===== DATA TO PROCESS =====

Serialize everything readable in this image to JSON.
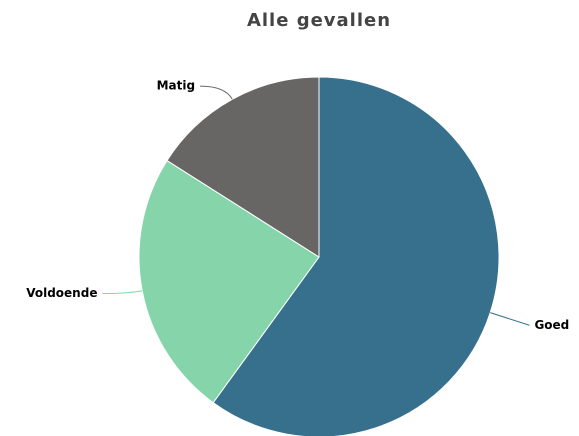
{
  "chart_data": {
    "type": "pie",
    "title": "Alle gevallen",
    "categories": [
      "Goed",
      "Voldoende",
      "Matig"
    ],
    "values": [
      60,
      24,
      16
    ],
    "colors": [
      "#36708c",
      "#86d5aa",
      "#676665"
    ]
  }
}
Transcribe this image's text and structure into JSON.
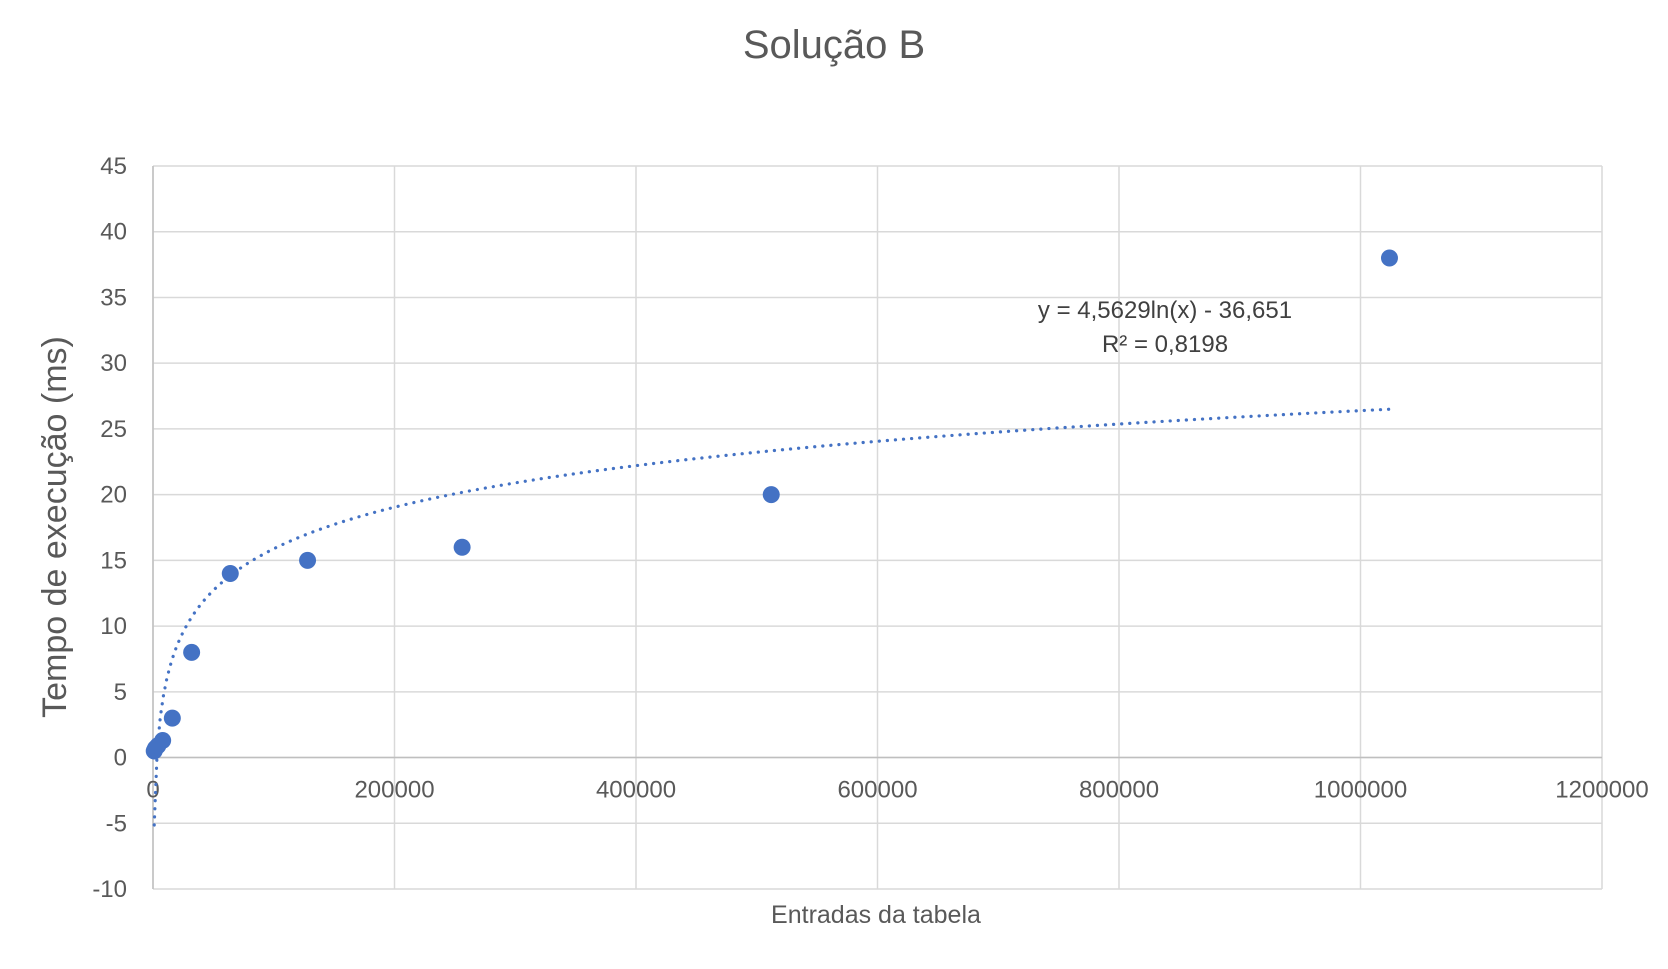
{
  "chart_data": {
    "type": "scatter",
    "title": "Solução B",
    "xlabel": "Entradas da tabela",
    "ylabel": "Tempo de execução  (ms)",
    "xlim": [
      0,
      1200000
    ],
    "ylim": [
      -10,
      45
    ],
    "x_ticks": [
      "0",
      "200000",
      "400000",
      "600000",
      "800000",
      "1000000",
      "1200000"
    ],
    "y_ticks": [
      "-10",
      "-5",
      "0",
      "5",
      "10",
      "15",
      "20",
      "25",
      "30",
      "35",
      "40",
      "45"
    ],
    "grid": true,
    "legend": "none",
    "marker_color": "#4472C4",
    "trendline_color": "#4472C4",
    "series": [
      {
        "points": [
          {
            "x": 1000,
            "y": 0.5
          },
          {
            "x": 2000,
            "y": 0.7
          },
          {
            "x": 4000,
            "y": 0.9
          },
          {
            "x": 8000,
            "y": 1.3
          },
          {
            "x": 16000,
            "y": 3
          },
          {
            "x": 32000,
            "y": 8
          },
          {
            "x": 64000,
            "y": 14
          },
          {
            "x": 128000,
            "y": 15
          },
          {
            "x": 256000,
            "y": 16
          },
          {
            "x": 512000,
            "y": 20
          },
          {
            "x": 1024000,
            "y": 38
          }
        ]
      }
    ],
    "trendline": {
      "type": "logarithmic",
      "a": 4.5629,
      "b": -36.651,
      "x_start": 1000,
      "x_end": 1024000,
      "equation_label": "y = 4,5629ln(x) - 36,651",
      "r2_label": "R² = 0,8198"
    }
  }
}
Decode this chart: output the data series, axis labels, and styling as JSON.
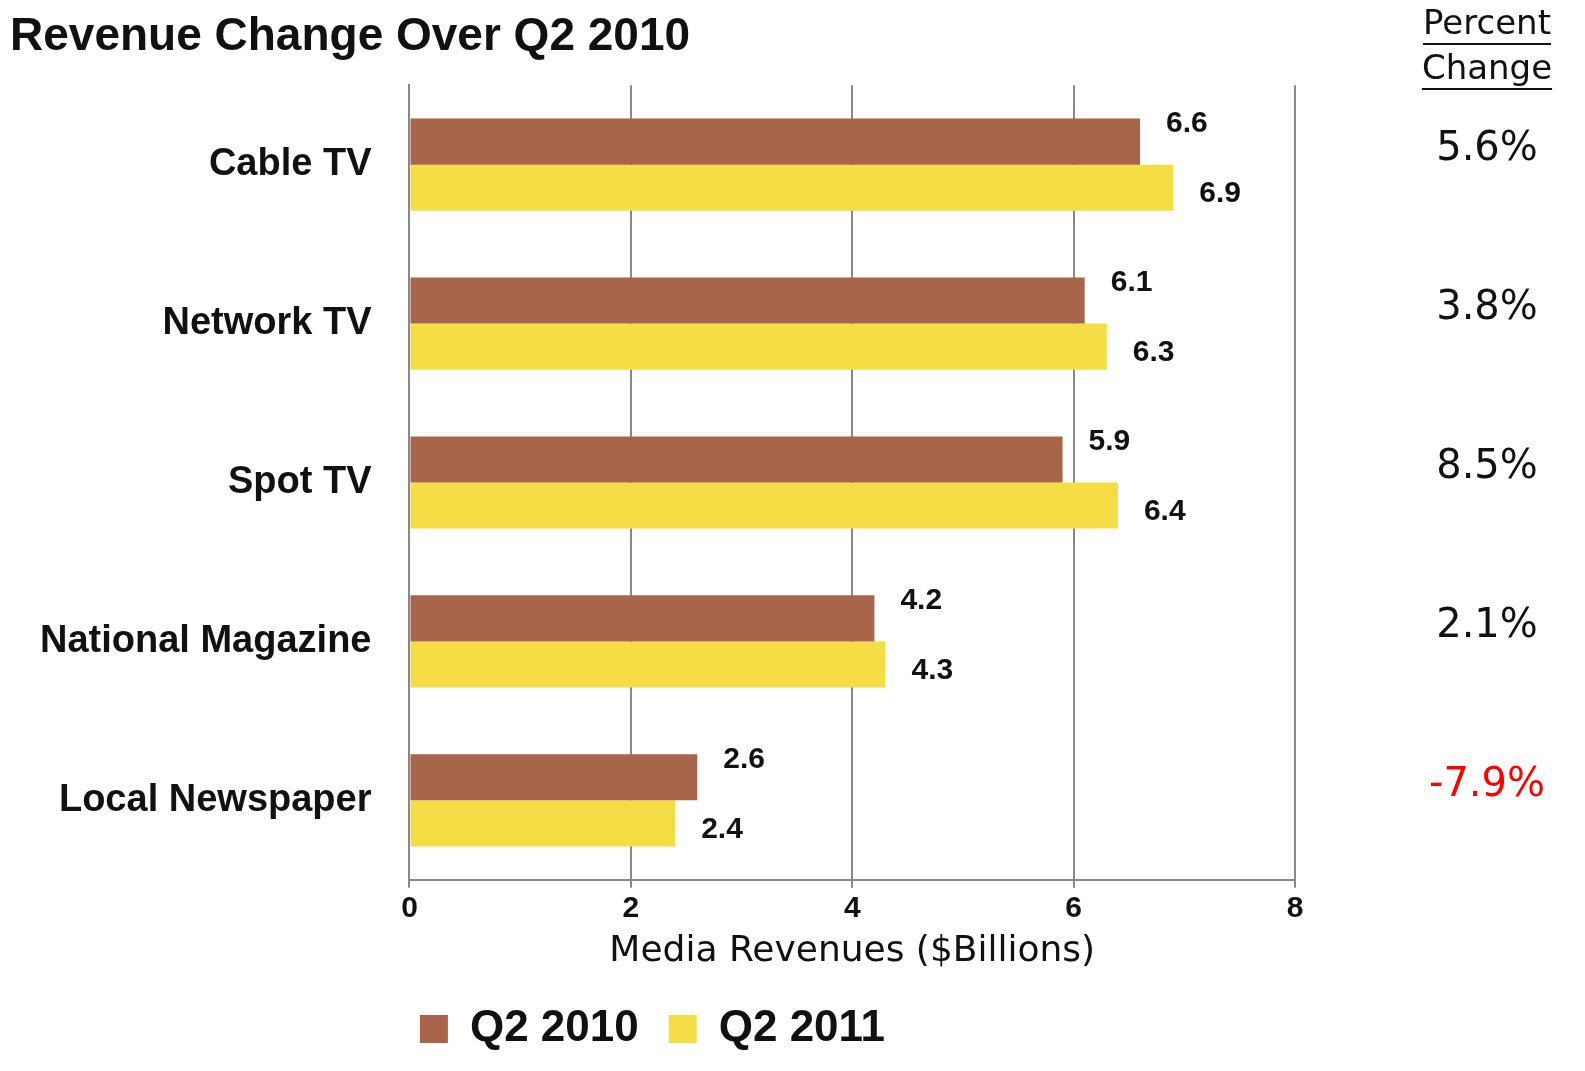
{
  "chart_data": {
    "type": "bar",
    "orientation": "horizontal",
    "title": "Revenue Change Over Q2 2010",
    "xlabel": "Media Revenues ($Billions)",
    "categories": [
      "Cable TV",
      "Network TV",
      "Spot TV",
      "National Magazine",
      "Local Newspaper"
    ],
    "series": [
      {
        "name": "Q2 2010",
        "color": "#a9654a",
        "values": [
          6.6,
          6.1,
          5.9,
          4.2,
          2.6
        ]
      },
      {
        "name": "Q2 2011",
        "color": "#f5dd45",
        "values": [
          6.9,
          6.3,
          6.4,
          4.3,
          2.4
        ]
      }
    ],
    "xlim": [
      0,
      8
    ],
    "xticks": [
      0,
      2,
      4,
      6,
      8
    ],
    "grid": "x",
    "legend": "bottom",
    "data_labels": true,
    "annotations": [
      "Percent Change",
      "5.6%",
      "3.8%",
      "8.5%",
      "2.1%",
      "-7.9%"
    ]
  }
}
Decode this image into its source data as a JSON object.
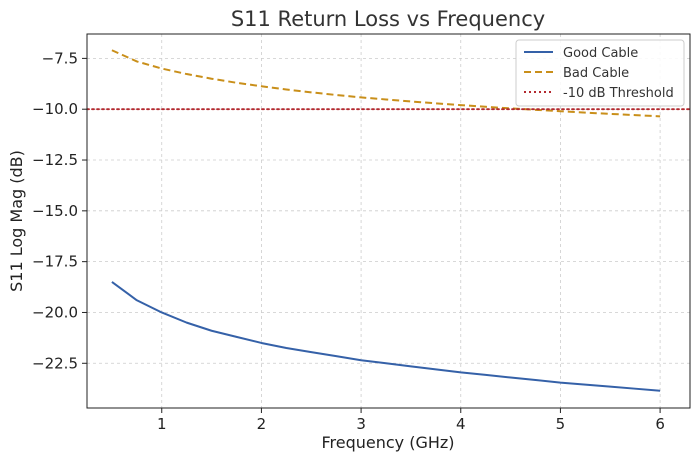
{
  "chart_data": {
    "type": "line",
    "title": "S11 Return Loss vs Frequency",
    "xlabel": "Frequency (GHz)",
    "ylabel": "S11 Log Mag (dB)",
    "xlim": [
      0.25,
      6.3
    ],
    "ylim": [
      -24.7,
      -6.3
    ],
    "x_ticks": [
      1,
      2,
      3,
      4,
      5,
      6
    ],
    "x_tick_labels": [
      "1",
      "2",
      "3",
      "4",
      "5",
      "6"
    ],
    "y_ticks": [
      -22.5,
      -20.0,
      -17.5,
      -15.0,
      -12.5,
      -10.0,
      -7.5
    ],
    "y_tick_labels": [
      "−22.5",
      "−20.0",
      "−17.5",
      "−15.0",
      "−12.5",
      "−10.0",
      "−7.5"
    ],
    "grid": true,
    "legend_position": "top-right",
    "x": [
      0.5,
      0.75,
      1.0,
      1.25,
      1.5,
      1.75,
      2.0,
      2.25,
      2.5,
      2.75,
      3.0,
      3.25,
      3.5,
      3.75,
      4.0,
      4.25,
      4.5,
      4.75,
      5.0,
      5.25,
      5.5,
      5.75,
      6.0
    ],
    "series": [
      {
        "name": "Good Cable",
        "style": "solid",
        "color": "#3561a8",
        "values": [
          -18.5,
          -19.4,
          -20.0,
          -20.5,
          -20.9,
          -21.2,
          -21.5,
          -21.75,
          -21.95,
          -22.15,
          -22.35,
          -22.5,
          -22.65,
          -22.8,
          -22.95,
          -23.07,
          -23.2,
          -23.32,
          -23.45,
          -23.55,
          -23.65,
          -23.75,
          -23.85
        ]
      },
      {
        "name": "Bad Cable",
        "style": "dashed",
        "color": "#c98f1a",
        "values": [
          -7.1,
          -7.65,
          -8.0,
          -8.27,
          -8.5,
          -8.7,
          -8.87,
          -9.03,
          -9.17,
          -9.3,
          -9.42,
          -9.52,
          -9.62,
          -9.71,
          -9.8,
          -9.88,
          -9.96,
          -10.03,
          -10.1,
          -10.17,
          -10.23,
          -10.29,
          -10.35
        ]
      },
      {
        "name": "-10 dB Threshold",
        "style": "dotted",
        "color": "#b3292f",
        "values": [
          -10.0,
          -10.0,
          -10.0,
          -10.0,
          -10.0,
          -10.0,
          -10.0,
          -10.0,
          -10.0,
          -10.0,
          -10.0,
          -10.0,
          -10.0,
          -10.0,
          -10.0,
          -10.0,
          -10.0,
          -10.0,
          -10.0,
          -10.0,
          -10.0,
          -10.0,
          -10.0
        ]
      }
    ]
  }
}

=====

**PROBLEM**
Omit the images and transcribe all of the records above word for word.

**CORRECT ANSWER**
Serialize everything readable in this image to JSON.
{
  "chart_data": {
    "type": "pie",
    "title": "Alle gevallen",
    "categories": [
      "Goed",
      "Voldoende",
      "Matig"
    ],
    "values": [
      60,
      24,
      16
    ],
    "colors": [
      "#36708c",
      "#86d5aa",
      "#676665"
    ]
  }
}
Transcribe this image's text and structure into JSON.
{
  "chart_data": {
    "type": "scatter",
    "title": "Solução B",
    "xlabel": "Entradas da tabela",
    "ylabel": "Tempo de execução  (ms)",
    "xlim": [
      0,
      1200000
    ],
    "ylim": [
      -10,
      45
    ],
    "x_ticks": [
      "0",
      "200000",
      "400000",
      "600000",
      "800000",
      "1000000",
      "1200000"
    ],
    "y_ticks": [
      "-10",
      "-5",
      "0",
      "5",
      "10",
      "15",
      "20",
      "25",
      "30",
      "35",
      "40",
      "45"
    ],
    "grid": true,
    "legend": "none",
    "marker_color": "#4472C4",
    "trendline_color": "#4472C4",
    "series": [
      {
        "points": [
          {
            "x": 1000,
            "y": 0.5
          },
          {
            "x": 2000,
            "y": 0.7
          },
          {
            "x": 4000,
            "y": 0.9
          },
          {
            "x": 8000,
            "y": 1.3
          },
          {
            "x": 16000,
            "y": 3
          },
          {
            "x": 32000,
            "y": 8
          },
          {
            "x": 64000,
            "y": 14
          },
          {
            "x": 128000,
            "y": 15
          },
          {
            "x": 256000,
            "y": 16
          },
          {
            "x": 512000,
            "y": 20
          },
          {
            "x": 1024000,
            "y": 38
          }
        ]
      }
    ],
    "trendline": {
      "type": "logarithmic",
      "a": 4.5629,
      "b": -36.651,
      "x_start": 1000,
      "x_end": 1024000,
      "equation_label": "y = 4,5629ln(x) - 36,651",
      "r2_label": "R² = 0,8198"
    }
  }
}
Decode this chart: output the data series, axis labels, and styling as JSON.
{
  "chart_data": {
    "type": "bar",
    "orientation": "horizontal",
    "title": "Revenue Change Over Q2 2010",
    "xlabel": "Media Revenues ($Billions)",
    "categories": [
      "Cable TV",
      "Network TV",
      "Spot TV",
      "National Magazine",
      "Local Newspaper"
    ],
    "series": [
      {
        "name": "Q2 2010",
        "color": "#a9654a",
        "values": [
          6.6,
          6.1,
          5.9,
          4.2,
          2.6
        ]
      },
      {
        "name": "Q2 2011",
        "color": "#f5dd45",
        "values": [
          6.9,
          6.3,
          6.4,
          4.3,
          2.4
        ]
      }
    ],
    "xlim": [
      0,
      8
    ],
    "xticks": [
      0,
      2,
      4,
      6,
      8
    ],
    "grid": "x",
    "legend": "bottom",
    "data_labels": true,
    "annotations": [
      "Percent Change",
      "5.6%",
      "3.8%",
      "8.5%",
      "2.1%",
      "-7.9%"
    ]
  }
}
Decode this image into its source data as a JSON object.
{
  "chart_data": {
    "type": "line",
    "title": "S11 Return Loss vs Frequency",
    "xlabel": "Frequency (GHz)",
    "ylabel": "S11 Log Mag (dB)",
    "xlim": [
      0.25,
      6.3
    ],
    "ylim": [
      -24.7,
      -6.3
    ],
    "x_ticks": [
      1,
      2,
      3,
      4,
      5,
      6
    ],
    "x_tick_labels": [
      "1",
      "2",
      "3",
      "4",
      "5",
      "6"
    ],
    "y_ticks": [
      -22.5,
      -20.0,
      -17.5,
      -15.0,
      -12.5,
      -10.0,
      -7.5
    ],
    "y_tick_labels": [
      "−22.5",
      "−20.0",
      "−17.5",
      "−15.0",
      "−12.5",
      "−10.0",
      "−7.5"
    ],
    "grid": true,
    "legend_position": "top-right",
    "x": [
      0.5,
      0.75,
      1.0,
      1.25,
      1.5,
      1.75,
      2.0,
      2.25,
      2.5,
      2.75,
      3.0,
      3.25,
      3.5,
      3.75,
      4.0,
      4.25,
      4.5,
      4.75,
      5.0,
      5.25,
      5.5,
      5.75,
      6.0
    ],
    "series": [
      {
        "name": "Good Cable",
        "style": "solid",
        "color": "#3561a8",
        "values": [
          -18.5,
          -19.4,
          -20.0,
          -20.5,
          -20.9,
          -21.2,
          -21.5,
          -21.75,
          -21.95,
          -22.15,
          -22.35,
          -22.5,
          -22.65,
          -22.8,
          -22.95,
          -23.07,
          -23.2,
          -23.32,
          -23.45,
          -23.55,
          -23.65,
          -23.75,
          -23.85
        ]
      },
      {
        "name": "Bad Cable",
        "style": "dashed",
        "color": "#c98f1a",
        "values": [
          -7.1,
          -7.65,
          -8.0,
          -8.27,
          -8.5,
          -8.7,
          -8.87,
          -9.03,
          -9.17,
          -9.3,
          -9.42,
          -9.52,
          -9.62,
          -9.71,
          -9.8,
          -9.88,
          -9.96,
          -10.03,
          -10.1,
          -10.17,
          -10.23,
          -10.29,
          -10.35
        ]
      },
      {
        "name": "-10 dB Threshold",
        "style": "dotted",
        "color": "#b3292f",
        "values": [
          -10.0,
          -10.0,
          -10.0,
          -10.0,
          -10.0,
          -10.0,
          -10.0,
          -10.0,
          -10.0,
          -10.0,
          -10.0,
          -10.0,
          -10.0,
          -10.0,
          -10.0,
          -10.0,
          -10.0,
          -10.0,
          -10.0,
          -10.0,
          -10.0,
          -10.0,
          -10.0
        ]
      }
    ]
  }
}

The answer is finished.